El anuncio del cocinero Ferrán Adriá de que cerrará al público durante dos años
su restaurante El Bulli, considerado el mejor del mundo, ha marcado la jornada
de apertura de la VIII Cumbre Internacional de Gastronomía Madrid Fusión, en la
que se debaten el futuro y las últimas tendencias de la alta cocina.
En una
multitudinaria rueda de prensa y acompañado por su socio, Juli Soler, Adriá ha
querido atajar cualquier especulación: "lo triste habría sido decir que ya he
aportado lo que tenía que aportar", ha dicho. "A partir del 2014 El Bulli va
a ofrecer comida de alguna manera, seguro", ha insistido, y ha negado que la
presión de las estrellas que otorga la guía Michelín le haya hecho tomar esta
decisión, toda vez que necesita "presión para crear, porque sin presión no hay
creatividad".
No obstante, esos dos años en que el restaurante no "dará de
comer" a la clientela no significan el apagado de los fogones de su cocina
gerundense, en la que el cocinero seguirá investigando y experimentando,
mientras perfila el futuro de su proyecto gastronómico.
"Vamos a trabajar
todo lo posible para que la cocina española siga ahí arriba" y a "seguir
haciendo creatividad", ha asegurado, aunque sin tener "ni idea" ni del formato
ni de la financiación.

### DATOS DEL EJERCICIO

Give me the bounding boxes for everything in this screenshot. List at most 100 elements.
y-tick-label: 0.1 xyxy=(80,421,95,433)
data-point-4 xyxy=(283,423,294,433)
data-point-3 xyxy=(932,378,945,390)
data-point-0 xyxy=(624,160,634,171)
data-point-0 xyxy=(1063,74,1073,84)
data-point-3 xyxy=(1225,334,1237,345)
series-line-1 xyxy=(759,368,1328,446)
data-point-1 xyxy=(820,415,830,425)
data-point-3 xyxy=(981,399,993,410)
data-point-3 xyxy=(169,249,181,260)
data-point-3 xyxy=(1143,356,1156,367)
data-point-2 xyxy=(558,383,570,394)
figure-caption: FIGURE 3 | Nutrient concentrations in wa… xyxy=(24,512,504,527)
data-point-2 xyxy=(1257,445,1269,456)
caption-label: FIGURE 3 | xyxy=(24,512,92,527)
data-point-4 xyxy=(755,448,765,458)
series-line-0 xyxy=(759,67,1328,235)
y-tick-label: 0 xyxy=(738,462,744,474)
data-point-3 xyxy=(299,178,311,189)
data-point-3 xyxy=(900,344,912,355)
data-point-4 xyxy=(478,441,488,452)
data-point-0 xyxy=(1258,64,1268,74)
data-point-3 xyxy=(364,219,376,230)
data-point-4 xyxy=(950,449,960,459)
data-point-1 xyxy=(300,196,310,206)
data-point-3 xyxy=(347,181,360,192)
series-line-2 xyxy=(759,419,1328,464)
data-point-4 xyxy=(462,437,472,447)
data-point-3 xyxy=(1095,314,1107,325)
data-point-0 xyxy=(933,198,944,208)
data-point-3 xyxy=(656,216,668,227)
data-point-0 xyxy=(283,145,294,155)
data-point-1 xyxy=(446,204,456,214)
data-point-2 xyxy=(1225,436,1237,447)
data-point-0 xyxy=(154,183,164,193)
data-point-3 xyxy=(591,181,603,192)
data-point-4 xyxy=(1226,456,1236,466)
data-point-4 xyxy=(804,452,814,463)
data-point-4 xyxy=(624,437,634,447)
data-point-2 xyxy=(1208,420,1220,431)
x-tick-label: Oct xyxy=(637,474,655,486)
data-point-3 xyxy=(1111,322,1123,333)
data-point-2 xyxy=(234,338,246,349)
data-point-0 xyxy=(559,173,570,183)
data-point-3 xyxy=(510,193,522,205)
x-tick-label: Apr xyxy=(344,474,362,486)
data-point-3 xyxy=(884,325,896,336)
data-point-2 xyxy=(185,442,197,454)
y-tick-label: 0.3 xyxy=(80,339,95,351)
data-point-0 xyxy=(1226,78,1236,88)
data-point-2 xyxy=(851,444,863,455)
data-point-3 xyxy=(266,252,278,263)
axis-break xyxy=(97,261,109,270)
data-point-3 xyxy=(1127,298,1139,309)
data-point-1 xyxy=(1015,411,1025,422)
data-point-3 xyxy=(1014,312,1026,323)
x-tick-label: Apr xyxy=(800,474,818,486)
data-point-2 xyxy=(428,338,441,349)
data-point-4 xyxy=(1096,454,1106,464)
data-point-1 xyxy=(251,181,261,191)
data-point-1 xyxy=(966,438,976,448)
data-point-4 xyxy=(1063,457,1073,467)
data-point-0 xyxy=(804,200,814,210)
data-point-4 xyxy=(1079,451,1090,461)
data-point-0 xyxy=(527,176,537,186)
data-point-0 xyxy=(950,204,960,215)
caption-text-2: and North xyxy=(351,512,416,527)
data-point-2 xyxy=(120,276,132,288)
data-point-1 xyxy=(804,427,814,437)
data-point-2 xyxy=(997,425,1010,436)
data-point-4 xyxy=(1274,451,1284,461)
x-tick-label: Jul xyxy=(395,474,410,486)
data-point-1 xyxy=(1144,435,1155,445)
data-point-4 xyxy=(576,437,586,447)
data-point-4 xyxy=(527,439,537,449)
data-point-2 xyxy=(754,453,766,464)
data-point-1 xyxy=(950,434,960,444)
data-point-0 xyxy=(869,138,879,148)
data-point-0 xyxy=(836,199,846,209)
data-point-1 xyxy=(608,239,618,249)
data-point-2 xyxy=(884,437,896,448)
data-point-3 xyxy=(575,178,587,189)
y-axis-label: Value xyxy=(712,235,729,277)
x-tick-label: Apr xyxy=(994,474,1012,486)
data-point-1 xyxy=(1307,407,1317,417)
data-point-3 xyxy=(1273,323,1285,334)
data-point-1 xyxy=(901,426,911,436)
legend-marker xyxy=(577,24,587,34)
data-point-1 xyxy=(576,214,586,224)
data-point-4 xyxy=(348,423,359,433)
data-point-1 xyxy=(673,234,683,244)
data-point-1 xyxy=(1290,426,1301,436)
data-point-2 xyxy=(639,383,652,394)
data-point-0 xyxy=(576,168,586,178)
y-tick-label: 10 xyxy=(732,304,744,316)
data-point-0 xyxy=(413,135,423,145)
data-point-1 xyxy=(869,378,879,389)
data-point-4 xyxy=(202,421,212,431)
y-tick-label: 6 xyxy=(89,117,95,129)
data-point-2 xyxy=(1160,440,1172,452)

### INSTRUCCIONES
Responde estas preguntas sobre la noticia del cierre de El Bulli:
1. ¿Durante cuánto tiempo cerrará el restaurante al público?
2. ¿Quién acompañó a Adriá en la rueda de prensa?
3. ¿Qué seguirá haciendo el cocinero en su cocina gerundense mientras el restaurante no dé de comer?

### RESPUESTA
1. Durante dos años.
2. Su socio, Juli Soler.
3. Seguirá investigando y experimentando mientras perfila el futuro de su proyecto gastronómico.